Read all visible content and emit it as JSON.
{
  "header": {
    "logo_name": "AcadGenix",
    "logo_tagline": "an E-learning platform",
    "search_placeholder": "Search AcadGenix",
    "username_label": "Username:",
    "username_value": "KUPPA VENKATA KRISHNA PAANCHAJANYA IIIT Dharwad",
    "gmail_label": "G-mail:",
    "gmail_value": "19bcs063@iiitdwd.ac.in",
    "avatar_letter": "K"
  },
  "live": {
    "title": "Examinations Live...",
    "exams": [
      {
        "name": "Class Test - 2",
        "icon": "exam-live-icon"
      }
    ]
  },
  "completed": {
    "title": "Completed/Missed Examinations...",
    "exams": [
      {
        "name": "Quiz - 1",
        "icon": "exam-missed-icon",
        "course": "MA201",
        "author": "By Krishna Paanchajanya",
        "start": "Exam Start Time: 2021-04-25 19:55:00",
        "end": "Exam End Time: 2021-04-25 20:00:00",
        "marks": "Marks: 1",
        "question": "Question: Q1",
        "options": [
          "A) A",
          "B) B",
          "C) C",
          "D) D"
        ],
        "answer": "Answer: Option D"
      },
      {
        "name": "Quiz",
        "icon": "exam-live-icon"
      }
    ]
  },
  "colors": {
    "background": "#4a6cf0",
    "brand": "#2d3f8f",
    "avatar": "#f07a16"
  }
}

Set problem: Give the records above again, word for word.

Exercise result:
Read all visible content and emit it as JSON.
{
  "header": {
    "logo_name": "AcadGenix",
    "logo_tagline": "an E-learning platform",
    "search_placeholder": "Search AcadGenix",
    "username_label": "Username:",
    "username_value": "KUPPA VENKATA KRISHNA PAANCHAJANYA IIIT Dharwad",
    "gmail_label": "G-mail:",
    "gmail_value": "19bcs063@iiitdwd.ac.in",
    "avatar_letter": "K"
  },
  "live": {
    "title": "Examinations Live...",
    "exams": [
      {
        "name": "Class Test - 2",
        "icon": "exam-live-icon"
      }
    ]
  },
  "completed": {
    "title": "Completed/Missed Examinations...",
    "exams": [
      {
        "name": "Quiz - 1",
        "icon": "exam-missed-icon",
        "course": "MA201",
        "author": "By Krishna Paanchajanya",
        "start": "Exam Start Time: 2021-04-25 19:55:00",
        "end": "Exam End Time: 2021-04-25 20:00:00",
        "marks": "Marks: 1",
        "question": "Question: Q1",
        "options": [
          "A) A",
          "B) B",
          "C) C",
          "D) D"
        ],
        "answer": "Answer: Option D"
      },
      {
        "name": "Quiz",
        "icon": "exam-live-icon"
      }
    ]
  },
  "colors": {
    "background": "#4a6cf0",
    "brand": "#2d3f8f",
    "avatar": "#f07a16"
  }
}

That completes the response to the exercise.